====== RECORDS PROVIDED
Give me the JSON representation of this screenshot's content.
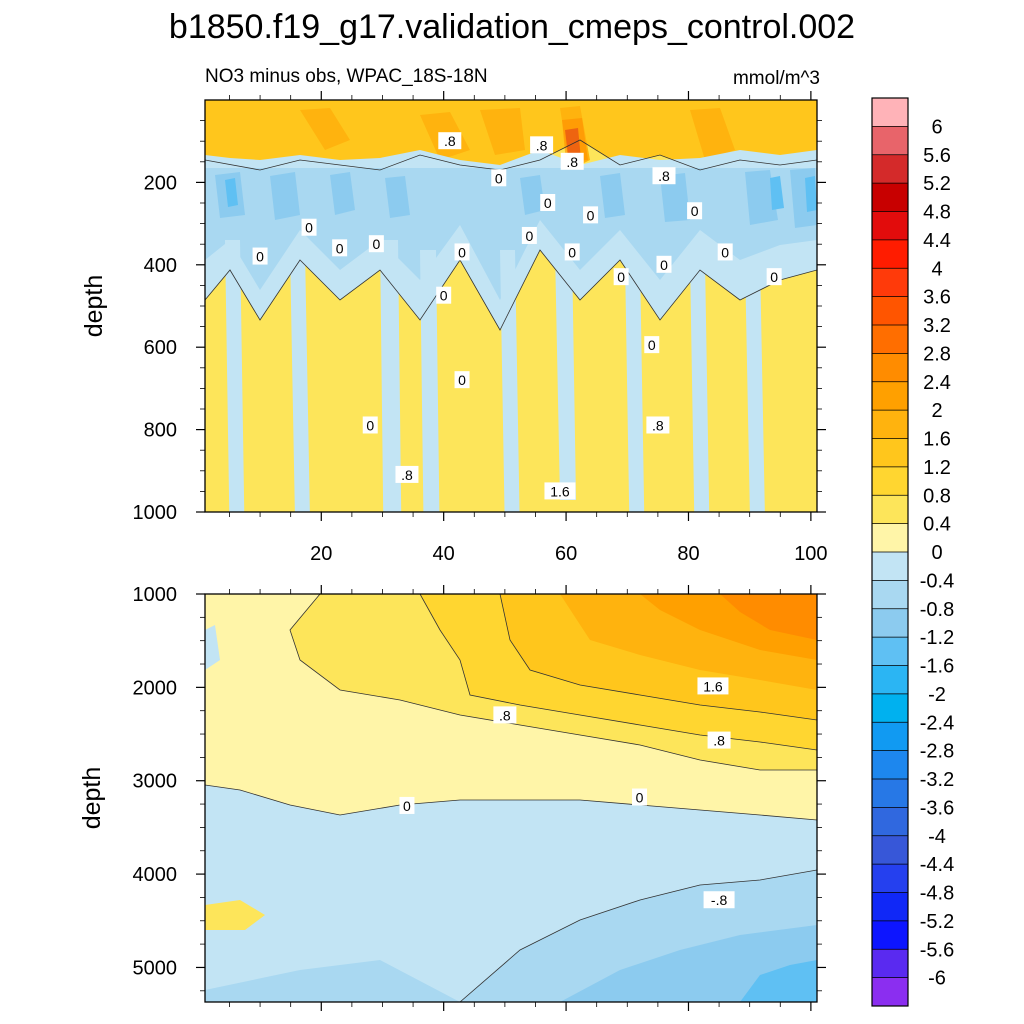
{
  "title": "b1850.f19_g17.validation_cmeps_control.002",
  "subtitle_left": "NO3 minus obs, WPAC_18S-18N",
  "subtitle_right": "mmol/m^3",
  "chart_data": [
    {
      "type": "heatmap",
      "name": "upper",
      "ylabel": "depth",
      "xlim": [
        1,
        101
      ],
      "ylim": [
        1000,
        0
      ],
      "xticks": [
        20,
        40,
        60,
        80,
        100
      ],
      "yticks": [
        200,
        400,
        600,
        800,
        1000
      ],
      "contour_labels": [
        {
          "text": ".8",
          "x": 41,
          "y": 100
        },
        {
          "text": ".8",
          "x": 56,
          "y": 110
        },
        {
          "text": ".8",
          "x": 61,
          "y": 150
        },
        {
          "text": ".8",
          "x": 76,
          "y": 185
        },
        {
          "text": "0",
          "x": 49,
          "y": 190
        },
        {
          "text": "0",
          "x": 57,
          "y": 250
        },
        {
          "text": "0",
          "x": 64,
          "y": 280
        },
        {
          "text": "0",
          "x": 81,
          "y": 270
        },
        {
          "text": "0",
          "x": 18,
          "y": 310
        },
        {
          "text": "0",
          "x": 54,
          "y": 330
        },
        {
          "text": "0",
          "x": 23,
          "y": 360
        },
        {
          "text": "0",
          "x": 29,
          "y": 350
        },
        {
          "text": "0",
          "x": 10,
          "y": 380
        },
        {
          "text": "0",
          "x": 43,
          "y": 370
        },
        {
          "text": "0",
          "x": 61,
          "y": 370
        },
        {
          "text": "0",
          "x": 86,
          "y": 370
        },
        {
          "text": "0",
          "x": 76,
          "y": 400
        },
        {
          "text": "0",
          "x": 69,
          "y": 430
        },
        {
          "text": "0",
          "x": 94,
          "y": 430
        },
        {
          "text": "0",
          "x": 40,
          "y": 475
        },
        {
          "text": "0",
          "x": 74,
          "y": 595
        },
        {
          "text": "0",
          "x": 43,
          "y": 680
        },
        {
          "text": "0",
          "x": 28,
          "y": 790
        },
        {
          "text": ".8",
          "x": 75,
          "y": 790
        },
        {
          "text": ".8",
          "x": 34,
          "y": 910
        },
        {
          "text": "1.6",
          "x": 59,
          "y": 950
        }
      ]
    },
    {
      "type": "heatmap",
      "name": "lower",
      "ylabel": "depth",
      "xlim": [
        1,
        101
      ],
      "ylim": [
        5370,
        1000
      ],
      "xticks": [
        20,
        40,
        60,
        80,
        100
      ],
      "yticks": [
        1000,
        2000,
        3000,
        4000,
        5000
      ],
      "contour_labels": [
        {
          "text": "1.6",
          "x": 84,
          "y": 1990
        },
        {
          "text": ".8",
          "x": 50,
          "y": 2300
        },
        {
          "text": ".8",
          "x": 85,
          "y": 2570
        },
        {
          "text": "0",
          "x": 34,
          "y": 3270
        },
        {
          "text": "0",
          "x": 72,
          "y": 3180
        },
        {
          "text": "-.8",
          "x": 85,
          "y": 4280
        }
      ]
    }
  ],
  "colorbar": {
    "levels": [
      "6",
      "5.6",
      "5.2",
      "4.8",
      "4.4",
      "4",
      "3.6",
      "3.2",
      "2.8",
      "2.4",
      "2",
      "1.6",
      "1.2",
      "0.8",
      "0.4",
      "0",
      "-0.4",
      "-0.8",
      "-1.2",
      "-1.6",
      "-2",
      "-2.4",
      "-2.8",
      "-3.2",
      "-3.6",
      "-4",
      "-4.4",
      "-4.8",
      "-5.2",
      "-5.6",
      "-6"
    ],
    "colors": [
      "#ffb3b8",
      "#e8646a",
      "#d42a2a",
      "#c80000",
      "#e20c0c",
      "#ff1c00",
      "#ff3a0a",
      "#ff5500",
      "#ff6e00",
      "#ff8c00",
      "#ffa000",
      "#ffb30e",
      "#ffc61c",
      "#ffd630",
      "#fde55a",
      "#fff5a8",
      "#c2e4f4",
      "#a9d8f1",
      "#8ccbef",
      "#5fc0f3",
      "#2bb5f3",
      "#00b1ef",
      "#119af2",
      "#1d87ee",
      "#2778e6",
      "#3068df",
      "#3757d8",
      "#2540ef",
      "#1028f7",
      "#0d15ff",
      "#5a2af0",
      "#8b2ef0"
    ]
  }
}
============
Your copy should repeat each entry above exactly but contain no pictures.

Give me the JSON representation of this screenshot's content.
{
  "title": "b1850.f19_g17.validation_cmeps_control.002",
  "subtitle_left": "NO3 minus obs, WPAC_18S-18N",
  "subtitle_right": "mmol/m^3",
  "chart_data": [
    {
      "type": "heatmap",
      "name": "upper",
      "ylabel": "depth",
      "xlim": [
        1,
        101
      ],
      "ylim": [
        1000,
        0
      ],
      "xticks": [
        20,
        40,
        60,
        80,
        100
      ],
      "yticks": [
        200,
        400,
        600,
        800,
        1000
      ],
      "contour_labels": [
        {
          "text": ".8",
          "x": 41,
          "y": 100
        },
        {
          "text": ".8",
          "x": 56,
          "y": 110
        },
        {
          "text": ".8",
          "x": 61,
          "y": 150
        },
        {
          "text": ".8",
          "x": 76,
          "y": 185
        },
        {
          "text": "0",
          "x": 49,
          "y": 190
        },
        {
          "text": "0",
          "x": 57,
          "y": 250
        },
        {
          "text": "0",
          "x": 64,
          "y": 280
        },
        {
          "text": "0",
          "x": 81,
          "y": 270
        },
        {
          "text": "0",
          "x": 18,
          "y": 310
        },
        {
          "text": "0",
          "x": 54,
          "y": 330
        },
        {
          "text": "0",
          "x": 23,
          "y": 360
        },
        {
          "text": "0",
          "x": 29,
          "y": 350
        },
        {
          "text": "0",
          "x": 10,
          "y": 380
        },
        {
          "text": "0",
          "x": 43,
          "y": 370
        },
        {
          "text": "0",
          "x": 61,
          "y": 370
        },
        {
          "text": "0",
          "x": 86,
          "y": 370
        },
        {
          "text": "0",
          "x": 76,
          "y": 400
        },
        {
          "text": "0",
          "x": 69,
          "y": 430
        },
        {
          "text": "0",
          "x": 94,
          "y": 430
        },
        {
          "text": "0",
          "x": 40,
          "y": 475
        },
        {
          "text": "0",
          "x": 74,
          "y": 595
        },
        {
          "text": "0",
          "x": 43,
          "y": 680
        },
        {
          "text": "0",
          "x": 28,
          "y": 790
        },
        {
          "text": ".8",
          "x": 75,
          "y": 790
        },
        {
          "text": ".8",
          "x": 34,
          "y": 910
        },
        {
          "text": "1.6",
          "x": 59,
          "y": 950
        }
      ]
    },
    {
      "type": "heatmap",
      "name": "lower",
      "ylabel": "depth",
      "xlim": [
        1,
        101
      ],
      "ylim": [
        5370,
        1000
      ],
      "xticks": [
        20,
        40,
        60,
        80,
        100
      ],
      "yticks": [
        1000,
        2000,
        3000,
        4000,
        5000
      ],
      "contour_labels": [
        {
          "text": "1.6",
          "x": 84,
          "y": 1990
        },
        {
          "text": ".8",
          "x": 50,
          "y": 2300
        },
        {
          "text": ".8",
          "x": 85,
          "y": 2570
        },
        {
          "text": "0",
          "x": 34,
          "y": 3270
        },
        {
          "text": "0",
          "x": 72,
          "y": 3180
        },
        {
          "text": "-.8",
          "x": 85,
          "y": 4280
        }
      ]
    }
  ],
  "colorbar": {
    "levels": [
      "6",
      "5.6",
      "5.2",
      "4.8",
      "4.4",
      "4",
      "3.6",
      "3.2",
      "2.8",
      "2.4",
      "2",
      "1.6",
      "1.2",
      "0.8",
      "0.4",
      "0",
      "-0.4",
      "-0.8",
      "-1.2",
      "-1.6",
      "-2",
      "-2.4",
      "-2.8",
      "-3.2",
      "-3.6",
      "-4",
      "-4.4",
      "-4.8",
      "-5.2",
      "-5.6",
      "-6"
    ],
    "colors": [
      "#ffb3b8",
      "#e8646a",
      "#d42a2a",
      "#c80000",
      "#e20c0c",
      "#ff1c00",
      "#ff3a0a",
      "#ff5500",
      "#ff6e00",
      "#ff8c00",
      "#ffa000",
      "#ffb30e",
      "#ffc61c",
      "#ffd630",
      "#fde55a",
      "#fff5a8",
      "#c2e4f4",
      "#a9d8f1",
      "#8ccbef",
      "#5fc0f3",
      "#2bb5f3",
      "#00b1ef",
      "#119af2",
      "#1d87ee",
      "#2778e6",
      "#3068df",
      "#3757d8",
      "#2540ef",
      "#1028f7",
      "#0d15ff",
      "#5a2af0",
      "#8b2ef0"
    ]
  }
}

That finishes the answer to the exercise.